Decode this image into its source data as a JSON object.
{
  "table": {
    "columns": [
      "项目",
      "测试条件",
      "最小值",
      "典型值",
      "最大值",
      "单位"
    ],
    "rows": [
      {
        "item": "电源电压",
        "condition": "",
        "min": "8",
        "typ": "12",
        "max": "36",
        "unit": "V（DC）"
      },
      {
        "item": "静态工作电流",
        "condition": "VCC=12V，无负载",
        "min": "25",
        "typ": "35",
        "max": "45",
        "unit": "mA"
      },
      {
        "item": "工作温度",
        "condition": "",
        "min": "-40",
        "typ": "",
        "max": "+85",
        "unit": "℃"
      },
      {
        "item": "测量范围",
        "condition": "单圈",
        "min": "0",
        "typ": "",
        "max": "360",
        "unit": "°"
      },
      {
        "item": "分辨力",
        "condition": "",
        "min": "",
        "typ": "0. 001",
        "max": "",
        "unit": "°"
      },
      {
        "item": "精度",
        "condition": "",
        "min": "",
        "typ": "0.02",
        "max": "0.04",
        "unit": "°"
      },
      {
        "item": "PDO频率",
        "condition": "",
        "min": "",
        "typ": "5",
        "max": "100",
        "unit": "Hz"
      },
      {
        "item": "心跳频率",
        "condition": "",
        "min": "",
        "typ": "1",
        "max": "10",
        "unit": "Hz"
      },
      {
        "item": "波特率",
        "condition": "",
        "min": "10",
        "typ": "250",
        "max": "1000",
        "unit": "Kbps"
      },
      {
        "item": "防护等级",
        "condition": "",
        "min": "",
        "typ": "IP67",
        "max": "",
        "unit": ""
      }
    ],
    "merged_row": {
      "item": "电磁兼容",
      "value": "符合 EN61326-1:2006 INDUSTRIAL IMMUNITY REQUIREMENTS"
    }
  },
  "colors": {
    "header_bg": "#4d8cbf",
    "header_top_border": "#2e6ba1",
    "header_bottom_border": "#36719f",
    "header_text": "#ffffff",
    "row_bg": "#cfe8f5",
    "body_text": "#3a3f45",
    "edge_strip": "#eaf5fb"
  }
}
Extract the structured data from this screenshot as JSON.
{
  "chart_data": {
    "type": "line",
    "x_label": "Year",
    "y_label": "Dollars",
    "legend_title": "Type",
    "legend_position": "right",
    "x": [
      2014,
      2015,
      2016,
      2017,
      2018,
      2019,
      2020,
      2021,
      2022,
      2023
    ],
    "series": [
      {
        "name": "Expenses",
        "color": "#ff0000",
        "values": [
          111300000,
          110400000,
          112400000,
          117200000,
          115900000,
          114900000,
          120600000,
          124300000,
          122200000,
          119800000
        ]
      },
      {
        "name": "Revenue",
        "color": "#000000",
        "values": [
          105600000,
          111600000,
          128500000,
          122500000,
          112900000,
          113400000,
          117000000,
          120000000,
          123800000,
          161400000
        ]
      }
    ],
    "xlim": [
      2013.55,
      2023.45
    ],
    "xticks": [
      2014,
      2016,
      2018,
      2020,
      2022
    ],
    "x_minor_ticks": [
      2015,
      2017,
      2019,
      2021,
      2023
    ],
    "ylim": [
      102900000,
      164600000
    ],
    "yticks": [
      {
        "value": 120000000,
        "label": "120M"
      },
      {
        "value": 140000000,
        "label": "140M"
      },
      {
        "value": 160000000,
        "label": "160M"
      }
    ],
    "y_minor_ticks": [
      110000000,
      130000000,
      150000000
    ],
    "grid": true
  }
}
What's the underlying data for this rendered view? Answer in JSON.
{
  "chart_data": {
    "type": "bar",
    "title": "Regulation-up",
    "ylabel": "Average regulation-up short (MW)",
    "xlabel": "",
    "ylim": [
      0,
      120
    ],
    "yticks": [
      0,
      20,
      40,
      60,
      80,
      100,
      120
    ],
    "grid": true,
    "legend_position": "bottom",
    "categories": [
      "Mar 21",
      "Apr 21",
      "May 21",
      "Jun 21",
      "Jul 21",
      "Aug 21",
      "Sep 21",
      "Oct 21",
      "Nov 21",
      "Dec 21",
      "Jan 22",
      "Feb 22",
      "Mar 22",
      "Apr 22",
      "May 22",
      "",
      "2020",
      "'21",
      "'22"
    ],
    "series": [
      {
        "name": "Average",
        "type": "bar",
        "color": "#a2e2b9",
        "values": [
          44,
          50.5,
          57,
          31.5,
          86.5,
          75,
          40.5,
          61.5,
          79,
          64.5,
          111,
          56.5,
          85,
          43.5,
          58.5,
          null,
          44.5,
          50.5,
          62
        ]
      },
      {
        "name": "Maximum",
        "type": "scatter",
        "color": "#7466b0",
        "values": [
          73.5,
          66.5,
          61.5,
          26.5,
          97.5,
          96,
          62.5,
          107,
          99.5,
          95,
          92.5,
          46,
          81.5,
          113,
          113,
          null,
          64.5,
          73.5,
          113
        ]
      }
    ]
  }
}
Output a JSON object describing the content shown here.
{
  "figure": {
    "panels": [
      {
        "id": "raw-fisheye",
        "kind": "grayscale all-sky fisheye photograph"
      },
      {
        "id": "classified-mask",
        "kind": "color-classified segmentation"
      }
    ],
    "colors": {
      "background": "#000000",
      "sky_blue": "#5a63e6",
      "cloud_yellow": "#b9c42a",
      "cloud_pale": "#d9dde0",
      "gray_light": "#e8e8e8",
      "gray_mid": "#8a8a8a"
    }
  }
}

**********

[Written task]: Where a line holds "fisheye", copy it out.

[Exercise solution]:
        "id": "raw-fisheye",
        "kind": "grayscale all-sky fisheye photograph"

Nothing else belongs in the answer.